◆ REQUIRED WORK ◆
Single out the lines that include the word "offsets". Copy them.

···

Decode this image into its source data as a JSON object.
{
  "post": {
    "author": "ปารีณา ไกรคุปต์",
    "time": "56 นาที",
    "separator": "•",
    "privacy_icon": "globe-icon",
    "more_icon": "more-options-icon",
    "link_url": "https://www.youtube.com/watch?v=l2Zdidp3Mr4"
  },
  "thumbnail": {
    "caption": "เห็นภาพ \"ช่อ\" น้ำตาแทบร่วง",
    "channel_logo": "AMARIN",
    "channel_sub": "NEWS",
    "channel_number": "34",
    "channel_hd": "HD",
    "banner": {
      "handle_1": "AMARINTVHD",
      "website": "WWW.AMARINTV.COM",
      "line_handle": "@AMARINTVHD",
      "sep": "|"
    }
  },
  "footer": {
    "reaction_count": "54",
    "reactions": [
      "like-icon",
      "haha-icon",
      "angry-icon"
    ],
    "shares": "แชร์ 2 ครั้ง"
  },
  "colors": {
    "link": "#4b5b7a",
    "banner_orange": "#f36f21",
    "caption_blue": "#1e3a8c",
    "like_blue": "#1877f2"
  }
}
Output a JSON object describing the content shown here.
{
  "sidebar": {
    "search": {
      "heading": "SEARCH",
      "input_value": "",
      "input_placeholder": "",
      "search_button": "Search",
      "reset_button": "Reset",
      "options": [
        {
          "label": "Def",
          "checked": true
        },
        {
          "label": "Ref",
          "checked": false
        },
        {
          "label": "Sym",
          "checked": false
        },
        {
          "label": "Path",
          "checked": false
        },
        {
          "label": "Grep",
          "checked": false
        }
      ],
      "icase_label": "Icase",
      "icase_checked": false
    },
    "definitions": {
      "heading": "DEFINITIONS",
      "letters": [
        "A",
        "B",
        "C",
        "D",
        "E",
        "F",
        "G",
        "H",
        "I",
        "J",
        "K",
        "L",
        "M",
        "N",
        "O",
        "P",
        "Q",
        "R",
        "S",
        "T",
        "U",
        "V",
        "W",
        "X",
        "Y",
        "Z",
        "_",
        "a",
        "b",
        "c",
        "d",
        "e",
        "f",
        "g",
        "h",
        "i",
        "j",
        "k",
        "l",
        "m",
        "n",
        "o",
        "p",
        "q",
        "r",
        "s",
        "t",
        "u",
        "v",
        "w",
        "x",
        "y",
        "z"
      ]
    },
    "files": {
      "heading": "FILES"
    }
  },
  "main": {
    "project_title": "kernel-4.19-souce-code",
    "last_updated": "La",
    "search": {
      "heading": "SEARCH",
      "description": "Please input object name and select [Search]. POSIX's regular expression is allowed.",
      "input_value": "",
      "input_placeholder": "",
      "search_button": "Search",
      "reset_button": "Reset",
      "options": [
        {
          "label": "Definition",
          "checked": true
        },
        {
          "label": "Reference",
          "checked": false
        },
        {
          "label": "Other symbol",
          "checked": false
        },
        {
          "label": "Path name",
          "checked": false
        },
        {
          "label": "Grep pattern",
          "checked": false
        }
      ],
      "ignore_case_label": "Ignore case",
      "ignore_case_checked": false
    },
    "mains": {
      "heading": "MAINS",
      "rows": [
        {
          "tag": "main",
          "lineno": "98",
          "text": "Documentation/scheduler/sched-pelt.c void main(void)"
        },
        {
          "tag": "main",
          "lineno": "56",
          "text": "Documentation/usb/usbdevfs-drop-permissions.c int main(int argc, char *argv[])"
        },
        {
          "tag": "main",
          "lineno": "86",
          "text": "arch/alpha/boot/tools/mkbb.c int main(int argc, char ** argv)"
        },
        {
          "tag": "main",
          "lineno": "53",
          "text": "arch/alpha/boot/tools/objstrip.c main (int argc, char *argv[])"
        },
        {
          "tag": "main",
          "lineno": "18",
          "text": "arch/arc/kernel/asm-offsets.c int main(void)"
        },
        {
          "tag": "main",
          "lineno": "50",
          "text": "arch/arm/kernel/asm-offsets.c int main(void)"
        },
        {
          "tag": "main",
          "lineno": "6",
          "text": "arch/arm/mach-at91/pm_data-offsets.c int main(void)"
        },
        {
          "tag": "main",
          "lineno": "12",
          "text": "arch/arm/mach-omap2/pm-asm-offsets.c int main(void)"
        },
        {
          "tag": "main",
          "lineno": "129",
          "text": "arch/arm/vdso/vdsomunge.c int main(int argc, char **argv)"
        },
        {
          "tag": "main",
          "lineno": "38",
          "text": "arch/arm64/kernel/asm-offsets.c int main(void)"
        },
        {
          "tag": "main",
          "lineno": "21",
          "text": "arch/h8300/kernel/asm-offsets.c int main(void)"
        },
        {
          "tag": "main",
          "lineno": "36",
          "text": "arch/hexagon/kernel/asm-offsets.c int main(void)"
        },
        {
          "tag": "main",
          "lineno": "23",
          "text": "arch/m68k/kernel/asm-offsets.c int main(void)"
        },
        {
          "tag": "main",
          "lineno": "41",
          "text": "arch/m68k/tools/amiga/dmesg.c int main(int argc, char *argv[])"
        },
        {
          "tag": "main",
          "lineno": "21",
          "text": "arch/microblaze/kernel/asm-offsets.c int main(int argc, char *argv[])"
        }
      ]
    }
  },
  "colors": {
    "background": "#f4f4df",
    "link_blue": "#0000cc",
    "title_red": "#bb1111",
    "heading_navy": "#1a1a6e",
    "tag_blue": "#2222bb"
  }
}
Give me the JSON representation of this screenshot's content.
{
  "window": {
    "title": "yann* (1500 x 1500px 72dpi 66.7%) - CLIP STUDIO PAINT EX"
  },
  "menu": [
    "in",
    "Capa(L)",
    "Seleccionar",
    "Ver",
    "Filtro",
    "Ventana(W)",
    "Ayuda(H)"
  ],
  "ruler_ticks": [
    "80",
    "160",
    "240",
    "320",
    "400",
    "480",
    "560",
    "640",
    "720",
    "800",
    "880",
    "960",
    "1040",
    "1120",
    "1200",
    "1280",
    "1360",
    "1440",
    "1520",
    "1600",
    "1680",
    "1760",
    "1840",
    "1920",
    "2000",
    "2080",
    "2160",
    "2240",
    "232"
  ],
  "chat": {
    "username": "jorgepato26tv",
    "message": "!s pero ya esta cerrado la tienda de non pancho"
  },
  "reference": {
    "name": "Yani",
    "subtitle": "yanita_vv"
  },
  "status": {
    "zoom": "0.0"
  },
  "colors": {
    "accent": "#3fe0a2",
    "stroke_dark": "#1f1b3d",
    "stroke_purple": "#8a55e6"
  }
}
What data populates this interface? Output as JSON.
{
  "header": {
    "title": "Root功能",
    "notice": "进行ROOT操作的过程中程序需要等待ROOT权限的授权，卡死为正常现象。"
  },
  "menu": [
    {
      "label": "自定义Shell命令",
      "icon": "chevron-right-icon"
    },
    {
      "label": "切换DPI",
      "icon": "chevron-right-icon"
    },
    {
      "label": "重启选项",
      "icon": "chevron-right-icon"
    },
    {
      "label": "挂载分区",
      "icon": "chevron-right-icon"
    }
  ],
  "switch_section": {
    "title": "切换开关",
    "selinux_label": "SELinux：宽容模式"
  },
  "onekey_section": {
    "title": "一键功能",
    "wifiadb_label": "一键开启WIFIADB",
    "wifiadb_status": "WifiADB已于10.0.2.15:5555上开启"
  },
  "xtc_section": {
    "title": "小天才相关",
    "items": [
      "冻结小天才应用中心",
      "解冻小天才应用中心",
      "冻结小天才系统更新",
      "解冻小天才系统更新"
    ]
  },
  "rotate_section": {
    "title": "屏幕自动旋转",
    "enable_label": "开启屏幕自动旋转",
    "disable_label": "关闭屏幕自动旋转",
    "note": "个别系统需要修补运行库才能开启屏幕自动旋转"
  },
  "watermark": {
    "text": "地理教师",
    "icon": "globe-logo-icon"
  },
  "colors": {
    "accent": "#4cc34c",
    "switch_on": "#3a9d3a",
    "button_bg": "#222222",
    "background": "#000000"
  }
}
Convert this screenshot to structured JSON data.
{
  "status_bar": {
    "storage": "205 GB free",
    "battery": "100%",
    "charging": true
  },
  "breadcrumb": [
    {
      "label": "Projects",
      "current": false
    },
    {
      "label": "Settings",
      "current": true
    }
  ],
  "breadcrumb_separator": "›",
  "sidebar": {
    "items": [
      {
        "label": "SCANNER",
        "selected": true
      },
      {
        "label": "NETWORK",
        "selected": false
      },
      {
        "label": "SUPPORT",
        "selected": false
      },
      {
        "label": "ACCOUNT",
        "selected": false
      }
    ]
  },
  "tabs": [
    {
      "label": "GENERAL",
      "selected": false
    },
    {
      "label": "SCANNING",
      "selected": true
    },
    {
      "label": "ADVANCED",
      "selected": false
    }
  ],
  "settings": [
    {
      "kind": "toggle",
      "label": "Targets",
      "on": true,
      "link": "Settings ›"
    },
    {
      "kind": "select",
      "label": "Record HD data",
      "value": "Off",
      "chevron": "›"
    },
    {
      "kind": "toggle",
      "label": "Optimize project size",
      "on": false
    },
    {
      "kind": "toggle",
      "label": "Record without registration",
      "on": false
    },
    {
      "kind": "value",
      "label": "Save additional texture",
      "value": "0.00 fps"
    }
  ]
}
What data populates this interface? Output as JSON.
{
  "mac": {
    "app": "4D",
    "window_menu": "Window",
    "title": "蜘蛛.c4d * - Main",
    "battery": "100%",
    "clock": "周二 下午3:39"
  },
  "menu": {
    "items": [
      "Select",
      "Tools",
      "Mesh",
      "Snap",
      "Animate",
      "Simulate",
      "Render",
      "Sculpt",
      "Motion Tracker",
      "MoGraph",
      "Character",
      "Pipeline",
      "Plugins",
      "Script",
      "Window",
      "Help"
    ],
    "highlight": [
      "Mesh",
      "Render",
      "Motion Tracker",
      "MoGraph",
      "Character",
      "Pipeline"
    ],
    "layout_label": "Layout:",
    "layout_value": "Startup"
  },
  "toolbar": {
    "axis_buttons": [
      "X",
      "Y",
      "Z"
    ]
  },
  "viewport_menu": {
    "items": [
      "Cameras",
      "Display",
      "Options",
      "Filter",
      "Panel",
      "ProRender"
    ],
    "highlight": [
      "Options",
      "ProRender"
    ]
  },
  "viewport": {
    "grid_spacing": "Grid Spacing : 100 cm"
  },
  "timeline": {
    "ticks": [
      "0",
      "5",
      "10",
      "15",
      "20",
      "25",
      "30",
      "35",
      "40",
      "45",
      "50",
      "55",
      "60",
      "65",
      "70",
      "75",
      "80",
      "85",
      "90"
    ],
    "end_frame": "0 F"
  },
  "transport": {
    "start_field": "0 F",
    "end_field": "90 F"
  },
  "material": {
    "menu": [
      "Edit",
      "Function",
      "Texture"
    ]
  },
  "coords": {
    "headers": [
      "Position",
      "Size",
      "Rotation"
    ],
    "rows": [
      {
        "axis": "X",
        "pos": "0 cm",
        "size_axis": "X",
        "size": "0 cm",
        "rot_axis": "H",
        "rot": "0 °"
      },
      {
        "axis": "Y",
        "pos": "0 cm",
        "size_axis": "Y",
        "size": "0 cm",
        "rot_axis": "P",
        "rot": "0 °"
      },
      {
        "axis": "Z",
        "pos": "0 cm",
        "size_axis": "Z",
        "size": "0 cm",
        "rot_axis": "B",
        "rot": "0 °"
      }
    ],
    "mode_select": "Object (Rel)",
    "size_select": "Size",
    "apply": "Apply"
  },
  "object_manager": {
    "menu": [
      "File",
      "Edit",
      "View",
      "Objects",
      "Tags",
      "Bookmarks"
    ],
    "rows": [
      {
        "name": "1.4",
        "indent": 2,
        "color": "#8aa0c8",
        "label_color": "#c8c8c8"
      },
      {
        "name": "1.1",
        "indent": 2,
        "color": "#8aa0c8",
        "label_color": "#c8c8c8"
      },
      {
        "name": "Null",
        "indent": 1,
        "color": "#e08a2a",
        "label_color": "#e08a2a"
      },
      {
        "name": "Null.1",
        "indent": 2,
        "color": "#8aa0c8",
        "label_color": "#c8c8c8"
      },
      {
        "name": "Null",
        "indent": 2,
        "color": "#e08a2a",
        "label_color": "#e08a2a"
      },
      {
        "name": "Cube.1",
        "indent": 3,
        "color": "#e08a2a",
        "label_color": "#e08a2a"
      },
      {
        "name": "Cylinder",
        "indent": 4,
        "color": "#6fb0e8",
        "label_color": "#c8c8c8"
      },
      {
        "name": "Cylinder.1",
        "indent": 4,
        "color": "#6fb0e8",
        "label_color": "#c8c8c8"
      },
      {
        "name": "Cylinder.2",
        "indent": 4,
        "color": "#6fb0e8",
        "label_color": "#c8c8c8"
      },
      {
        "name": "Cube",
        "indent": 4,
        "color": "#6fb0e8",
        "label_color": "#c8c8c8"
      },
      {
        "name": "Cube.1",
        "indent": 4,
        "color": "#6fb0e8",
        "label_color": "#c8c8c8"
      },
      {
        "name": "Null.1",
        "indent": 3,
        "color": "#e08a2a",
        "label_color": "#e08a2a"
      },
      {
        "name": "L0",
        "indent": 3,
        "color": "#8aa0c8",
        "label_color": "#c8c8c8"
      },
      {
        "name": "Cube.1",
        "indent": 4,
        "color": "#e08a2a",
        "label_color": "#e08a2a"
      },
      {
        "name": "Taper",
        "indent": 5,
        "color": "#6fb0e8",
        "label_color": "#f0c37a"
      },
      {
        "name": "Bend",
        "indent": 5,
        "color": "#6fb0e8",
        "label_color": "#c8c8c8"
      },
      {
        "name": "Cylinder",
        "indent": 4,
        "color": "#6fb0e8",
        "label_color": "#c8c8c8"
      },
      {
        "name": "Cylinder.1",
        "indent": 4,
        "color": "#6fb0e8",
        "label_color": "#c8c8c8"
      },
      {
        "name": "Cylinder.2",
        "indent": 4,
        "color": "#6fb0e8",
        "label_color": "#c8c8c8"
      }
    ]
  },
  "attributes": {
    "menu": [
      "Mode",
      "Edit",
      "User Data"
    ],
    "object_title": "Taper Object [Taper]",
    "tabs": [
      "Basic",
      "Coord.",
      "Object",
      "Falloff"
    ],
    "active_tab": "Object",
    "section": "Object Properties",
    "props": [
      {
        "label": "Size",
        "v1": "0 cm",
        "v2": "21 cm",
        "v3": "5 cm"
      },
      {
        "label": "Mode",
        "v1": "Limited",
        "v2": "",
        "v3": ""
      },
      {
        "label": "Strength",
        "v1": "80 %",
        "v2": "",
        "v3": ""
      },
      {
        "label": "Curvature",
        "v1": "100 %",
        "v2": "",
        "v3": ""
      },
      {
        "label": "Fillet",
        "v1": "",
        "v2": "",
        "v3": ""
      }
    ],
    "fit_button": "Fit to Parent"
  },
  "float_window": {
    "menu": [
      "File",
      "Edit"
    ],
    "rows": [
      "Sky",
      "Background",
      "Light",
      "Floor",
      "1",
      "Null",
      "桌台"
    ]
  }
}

···

◆ TASK RESULT ◆
          "text": "arch/arc/kernel/asm-offsets.c int main(void)"
          "text": "arch/arm/kernel/asm-offsets.c int main(void)"
          "text": "arch/arm/mach-at91/pm_data-offsets.c int main(void)"
          "text": "arch/arm/mach-omap2/pm-asm-offsets.c int main(void)"
          "text": "arch/arm64/kernel/asm-offsets.c int main(void)"
          "text": "arch/h8300/kernel/asm-offsets.c int main(void)"
          "text": "arch/hexagon/kernel/asm-offsets.c int main(void)"
          "text": "arch/m68k/kernel/asm-offsets.c int main(void)"
          "text": "arch/microblaze/kernel/asm-offsets.c int main(int argc, char *argv[])"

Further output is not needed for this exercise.